**Request**. In the lines below, find the one that contains "Read out every word on this page." and write it out exactly, along with every line that follows it.

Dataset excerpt
☆ ☆ ☆

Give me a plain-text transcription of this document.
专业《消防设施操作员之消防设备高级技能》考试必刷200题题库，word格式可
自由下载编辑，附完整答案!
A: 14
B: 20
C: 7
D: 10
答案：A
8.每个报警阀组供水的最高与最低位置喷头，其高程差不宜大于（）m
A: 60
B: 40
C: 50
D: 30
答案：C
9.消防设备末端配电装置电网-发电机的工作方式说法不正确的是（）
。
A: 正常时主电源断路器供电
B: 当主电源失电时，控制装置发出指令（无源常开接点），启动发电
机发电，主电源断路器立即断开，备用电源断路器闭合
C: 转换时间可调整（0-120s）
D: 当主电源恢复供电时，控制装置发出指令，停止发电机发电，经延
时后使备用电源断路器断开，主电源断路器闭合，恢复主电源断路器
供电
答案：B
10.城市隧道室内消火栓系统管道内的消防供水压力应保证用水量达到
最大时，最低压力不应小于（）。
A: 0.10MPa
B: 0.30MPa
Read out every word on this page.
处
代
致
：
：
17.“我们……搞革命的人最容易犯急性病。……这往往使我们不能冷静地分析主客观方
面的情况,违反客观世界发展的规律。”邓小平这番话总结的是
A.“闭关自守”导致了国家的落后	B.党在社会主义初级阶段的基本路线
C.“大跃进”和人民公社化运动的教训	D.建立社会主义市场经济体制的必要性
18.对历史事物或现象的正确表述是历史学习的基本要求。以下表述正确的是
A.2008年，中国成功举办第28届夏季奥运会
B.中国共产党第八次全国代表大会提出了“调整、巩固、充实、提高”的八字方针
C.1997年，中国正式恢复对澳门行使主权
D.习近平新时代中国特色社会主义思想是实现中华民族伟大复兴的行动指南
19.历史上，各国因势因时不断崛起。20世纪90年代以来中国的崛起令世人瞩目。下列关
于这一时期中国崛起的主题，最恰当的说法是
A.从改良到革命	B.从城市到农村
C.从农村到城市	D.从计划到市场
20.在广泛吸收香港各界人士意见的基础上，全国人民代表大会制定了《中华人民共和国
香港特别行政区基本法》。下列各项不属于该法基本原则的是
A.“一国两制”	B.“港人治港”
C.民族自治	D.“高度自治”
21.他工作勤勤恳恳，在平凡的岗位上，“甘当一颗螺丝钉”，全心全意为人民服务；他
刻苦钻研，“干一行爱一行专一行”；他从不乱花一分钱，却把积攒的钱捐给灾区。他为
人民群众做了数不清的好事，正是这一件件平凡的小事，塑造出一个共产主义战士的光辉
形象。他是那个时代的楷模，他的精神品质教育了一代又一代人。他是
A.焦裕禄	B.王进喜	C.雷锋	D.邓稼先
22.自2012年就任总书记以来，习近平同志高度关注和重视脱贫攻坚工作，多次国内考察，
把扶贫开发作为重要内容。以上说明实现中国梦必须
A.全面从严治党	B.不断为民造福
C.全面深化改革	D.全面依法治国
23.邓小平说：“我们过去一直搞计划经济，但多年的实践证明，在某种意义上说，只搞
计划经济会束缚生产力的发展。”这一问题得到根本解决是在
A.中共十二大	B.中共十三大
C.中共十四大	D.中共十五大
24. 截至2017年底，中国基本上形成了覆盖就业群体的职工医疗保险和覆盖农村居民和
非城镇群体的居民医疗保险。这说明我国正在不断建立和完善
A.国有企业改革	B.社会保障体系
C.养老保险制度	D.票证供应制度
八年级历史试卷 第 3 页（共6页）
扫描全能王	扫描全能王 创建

☆ ☆ ☆

**Answer to the exercise**.
Read out every word on this page.
处
代
致
：
：
17.“我们……搞革命的人最容易犯急性病。……这往往使我们不能冷静地分析主客观方
面的情况,违反客观世界发展的规律。”邓小平这番话总结的是
A.“闭关自守”导致了国家的落后	B.党在社会主义初级阶段的基本路线
C.“大跃进”和人民公社化运动的教训	D.建立社会主义市场经济体制的必要性
18.对历史事物或现象的正确表述是历史学习的基本要求。以下表述正确的是
A.2008年，中国成功举办第28届夏季奥运会
B.中国共产党第八次全国代表大会提出了“调整、巩固、充实、提高”的八字方针
C.1997年，中国正式恢复对澳门行使主权
D.习近平新时代中国特色社会主义思想是实现中华民族伟大复兴的行动指南
19.历史上，各国因势因时不断崛起。20世纪90年代以来中国的崛起令世人瞩目。下列关
于这一时期中国崛起的主题，最恰当的说法是
A.从改良到革命	B.从城市到农村
C.从农村到城市	D.从计划到市场
20.在广泛吸收香港各界人士意见的基础上，全国人民代表大会制定了《中华人民共和国
香港特别行政区基本法》。下列各项不属于该法基本原则的是
A.“一国两制”	B.“港人治港”
C.民族自治	D.“高度自治”
21.他工作勤勤恳恳，在平凡的岗位上，“甘当一颗螺丝钉”，全心全意为人民服务；他
刻苦钻研，“干一行爱一行专一行”；他从不乱花一分钱，却把积攒的钱捐给灾区。他为
人民群众做了数不清的好事，正是这一件件平凡的小事，塑造出一个共产主义战士的光辉
形象。他是那个时代的楷模，他的精神品质教育了一代又一代人。他是
A.焦裕禄	B.王进喜	C.雷锋	D.邓稼先
22.自2012年就任总书记以来，习近平同志高度关注和重视脱贫攻坚工作，多次国内考察，
把扶贫开发作为重要内容。以上说明实现中国梦必须
A.全面从严治党	B.不断为民造福
C.全面深化改革	D.全面依法治国
23.邓小平说：“我们过去一直搞计划经济，但多年的实践证明，在某种意义上说，只搞
计划经济会束缚生产力的发展。”这一问题得到根本解决是在
A.中共十二大	B.中共十三大
C.中共十四大	D.中共十五大
24. 截至2017年底，中国基本上形成了覆盖就业群体的职工医疗保险和覆盖农村居民和
非城镇群体的居民医疗保险。这说明我国正在不断建立和完善
A.国有企业改革	B.社会保障体系
C.养老保险制度	D.票证供应制度
八年级历史试卷 第 3 页（共6页）
扫描全能王	扫描全能王 创建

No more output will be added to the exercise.